### Your objective
Copy, from the entries below, each line where the word "ylabel" can be found.

### Data supplied
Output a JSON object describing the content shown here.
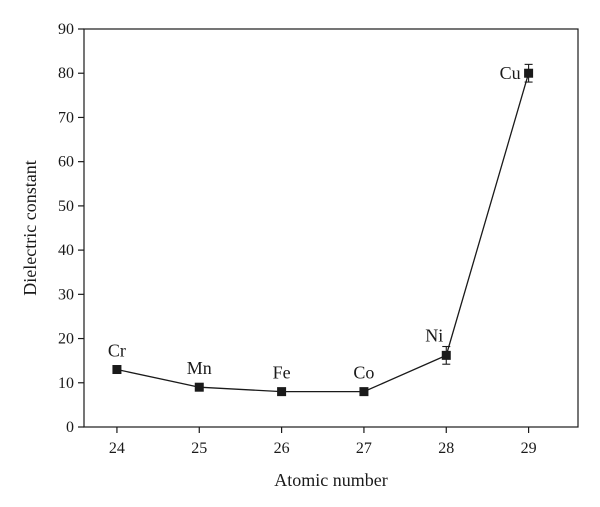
{
  "chart_data": {
    "type": "scatter",
    "xlabel": "Atomic number",
    "ylabel": "Dielectric constant",
    "xlim": [
      23.6,
      29.6
    ],
    "ylim": [
      0,
      90
    ],
    "x_ticks": [
      24,
      25,
      26,
      27,
      28,
      29
    ],
    "y_ticks": [
      0,
      10,
      20,
      30,
      40,
      50,
      60,
      70,
      80,
      90
    ],
    "grid": false,
    "legend": "none",
    "series": [
      {
        "x": [
          24,
          25,
          26,
          27,
          28,
          29
        ],
        "y": [
          13,
          9,
          8,
          8,
          16.2,
          80
        ],
        "error": [
          0.5,
          0.5,
          0.5,
          0.5,
          2,
          2
        ],
        "labels": [
          "Cr",
          "Mn",
          "Fe",
          "Co",
          "Ni",
          "Cu"
        ],
        "marker": "square",
        "line": "solid",
        "color": "#1a1a1a"
      }
    ]
  }
}
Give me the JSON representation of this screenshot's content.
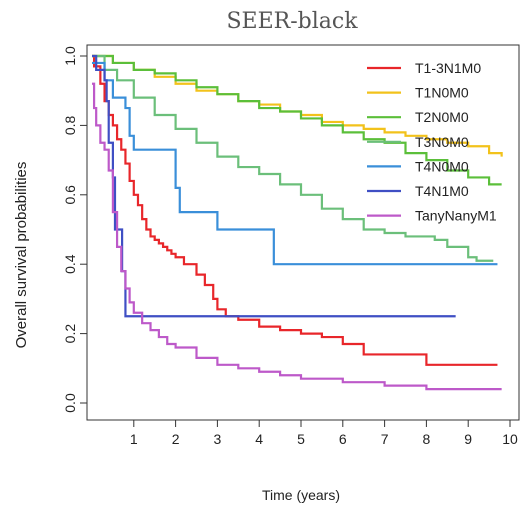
{
  "chart_data": {
    "type": "line",
    "title": "SEER-black",
    "xlabel": "Time (years)",
    "ylabel": "Overall survival probabilities",
    "xlim": [
      0,
      10
    ],
    "ylim": [
      0,
      1
    ],
    "x_ticks": [
      1,
      2,
      3,
      4,
      5,
      6,
      7,
      8,
      9,
      10
    ],
    "y_ticks": [
      0.0,
      0.2,
      0.4,
      0.6,
      0.8,
      1.0
    ],
    "y_tick_labels": [
      "0.0",
      "0.2",
      "0.4",
      "0.6",
      "0.8",
      "1.0"
    ],
    "legend_position": "top-right",
    "grid": false,
    "series": [
      {
        "name": "T1-3N1M0",
        "color": "#e8262a",
        "points": [
          [
            0,
            1.0
          ],
          [
            0.05,
            0.97
          ],
          [
            0.2,
            0.92
          ],
          [
            0.3,
            0.87
          ],
          [
            0.4,
            0.83
          ],
          [
            0.5,
            0.8
          ],
          [
            0.6,
            0.76
          ],
          [
            0.7,
            0.73
          ],
          [
            0.8,
            0.69
          ],
          [
            0.9,
            0.64
          ],
          [
            1.0,
            0.6
          ],
          [
            1.1,
            0.57
          ],
          [
            1.2,
            0.53
          ],
          [
            1.3,
            0.5
          ],
          [
            1.4,
            0.48
          ],
          [
            1.5,
            0.47
          ],
          [
            1.6,
            0.46
          ],
          [
            1.7,
            0.45
          ],
          [
            1.8,
            0.44
          ],
          [
            1.9,
            0.43
          ],
          [
            2.0,
            0.42
          ],
          [
            2.2,
            0.4
          ],
          [
            2.5,
            0.37
          ],
          [
            2.7,
            0.34
          ],
          [
            2.9,
            0.3
          ],
          [
            3.0,
            0.27
          ],
          [
            3.2,
            0.25
          ],
          [
            3.5,
            0.24
          ],
          [
            3.8,
            0.24
          ],
          [
            4.0,
            0.22
          ],
          [
            4.5,
            0.21
          ],
          [
            5.0,
            0.2
          ],
          [
            5.5,
            0.19
          ],
          [
            6.0,
            0.17
          ],
          [
            6.5,
            0.14
          ],
          [
            7.0,
            0.14
          ],
          [
            7.5,
            0.14
          ],
          [
            8.0,
            0.11
          ],
          [
            8.5,
            0.11
          ],
          [
            9.0,
            0.11
          ],
          [
            9.7,
            0.11
          ]
        ]
      },
      {
        "name": "T1N0M0",
        "color": "#f2c21b",
        "points": [
          [
            0,
            1.0
          ],
          [
            0.5,
            0.98
          ],
          [
            1.0,
            0.96
          ],
          [
            1.5,
            0.94
          ],
          [
            2.0,
            0.92
          ],
          [
            2.5,
            0.9
          ],
          [
            3.0,
            0.89
          ],
          [
            3.5,
            0.87
          ],
          [
            4.0,
            0.86
          ],
          [
            4.5,
            0.84
          ],
          [
            5.0,
            0.83
          ],
          [
            5.5,
            0.81
          ],
          [
            6.0,
            0.8
          ],
          [
            6.5,
            0.79
          ],
          [
            7.0,
            0.78
          ],
          [
            7.5,
            0.77
          ],
          [
            8.0,
            0.76
          ],
          [
            8.5,
            0.75
          ],
          [
            9.0,
            0.74
          ],
          [
            9.5,
            0.72
          ],
          [
            9.8,
            0.71
          ]
        ]
      },
      {
        "name": "T2N0M0",
        "color": "#5bbf3a",
        "points": [
          [
            0,
            1.0
          ],
          [
            0.5,
            0.98
          ],
          [
            1.0,
            0.96
          ],
          [
            1.5,
            0.95
          ],
          [
            2.0,
            0.93
          ],
          [
            2.5,
            0.91
          ],
          [
            3.0,
            0.89
          ],
          [
            3.5,
            0.87
          ],
          [
            4.0,
            0.85
          ],
          [
            4.5,
            0.84
          ],
          [
            5.0,
            0.82
          ],
          [
            5.5,
            0.8
          ],
          [
            6.0,
            0.78
          ],
          [
            6.5,
            0.76
          ],
          [
            7.0,
            0.75
          ],
          [
            7.5,
            0.72
          ],
          [
            8.0,
            0.7
          ],
          [
            8.5,
            0.67
          ],
          [
            9.0,
            0.65
          ],
          [
            9.5,
            0.63
          ],
          [
            9.8,
            0.63
          ]
        ]
      },
      {
        "name": "T3N0M0",
        "color": "#6bbf7a",
        "points": [
          [
            0,
            1.0
          ],
          [
            0.3,
            0.96
          ],
          [
            0.6,
            0.93
          ],
          [
            1.0,
            0.88
          ],
          [
            1.5,
            0.83
          ],
          [
            2.0,
            0.79
          ],
          [
            2.5,
            0.75
          ],
          [
            3.0,
            0.71
          ],
          [
            3.5,
            0.68
          ],
          [
            4.0,
            0.66
          ],
          [
            4.5,
            0.63
          ],
          [
            5.0,
            0.6
          ],
          [
            5.5,
            0.56
          ],
          [
            6.0,
            0.53
          ],
          [
            6.5,
            0.5
          ],
          [
            7.0,
            0.49
          ],
          [
            7.5,
            0.48
          ],
          [
            8.0,
            0.48
          ],
          [
            8.2,
            0.47
          ],
          [
            8.5,
            0.45
          ],
          [
            9.0,
            0.42
          ],
          [
            9.2,
            0.41
          ],
          [
            9.6,
            0.41
          ]
        ]
      },
      {
        "name": "T4N0M0",
        "color": "#3a8fd9",
        "points": [
          [
            0,
            0.98
          ],
          [
            0.3,
            0.93
          ],
          [
            0.5,
            0.88
          ],
          [
            0.8,
            0.85
          ],
          [
            0.9,
            0.77
          ],
          [
            1.0,
            0.73
          ],
          [
            1.5,
            0.73
          ],
          [
            1.8,
            0.73
          ],
          [
            2.0,
            0.62
          ],
          [
            2.1,
            0.55
          ],
          [
            2.8,
            0.55
          ],
          [
            3.0,
            0.5
          ],
          [
            3.5,
            0.5
          ],
          [
            4.3,
            0.5
          ],
          [
            4.35,
            0.4
          ],
          [
            5.0,
            0.4
          ],
          [
            6.0,
            0.4
          ],
          [
            7.0,
            0.4
          ],
          [
            8.0,
            0.4
          ],
          [
            9.0,
            0.4
          ],
          [
            9.7,
            0.4
          ]
        ]
      },
      {
        "name": "T4N1M0",
        "color": "#3f4fc4",
        "points": [
          [
            0,
            1.0
          ],
          [
            0.1,
            0.96
          ],
          [
            0.3,
            0.93
          ],
          [
            0.35,
            0.87
          ],
          [
            0.4,
            0.75
          ],
          [
            0.5,
            0.65
          ],
          [
            0.55,
            0.5
          ],
          [
            0.7,
            0.5
          ],
          [
            0.72,
            0.38
          ],
          [
            0.8,
            0.25
          ],
          [
            1.5,
            0.25
          ],
          [
            3.0,
            0.25
          ],
          [
            5.0,
            0.25
          ],
          [
            7.0,
            0.25
          ],
          [
            8.7,
            0.25
          ]
        ]
      },
      {
        "name": "TanyNanyM1",
        "color": "#bd59c9",
        "points": [
          [
            0,
            0.92
          ],
          [
            0.05,
            0.85
          ],
          [
            0.1,
            0.8
          ],
          [
            0.2,
            0.75
          ],
          [
            0.3,
            0.73
          ],
          [
            0.4,
            0.67
          ],
          [
            0.5,
            0.55
          ],
          [
            0.6,
            0.45
          ],
          [
            0.7,
            0.38
          ],
          [
            0.8,
            0.33
          ],
          [
            0.9,
            0.29
          ],
          [
            1.0,
            0.26
          ],
          [
            1.2,
            0.23
          ],
          [
            1.4,
            0.21
          ],
          [
            1.6,
            0.19
          ],
          [
            1.8,
            0.17
          ],
          [
            2.0,
            0.16
          ],
          [
            2.5,
            0.13
          ],
          [
            3.0,
            0.11
          ],
          [
            3.5,
            0.1
          ],
          [
            4.0,
            0.09
          ],
          [
            4.5,
            0.08
          ],
          [
            5.0,
            0.07
          ],
          [
            6.0,
            0.06
          ],
          [
            7.0,
            0.05
          ],
          [
            8.0,
            0.04
          ],
          [
            9.0,
            0.04
          ],
          [
            9.8,
            0.04
          ]
        ]
      }
    ]
  }
}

### Written solution
    "ylabel": "Dielectric constant",
    "ylabel": "Overall survival probabilities",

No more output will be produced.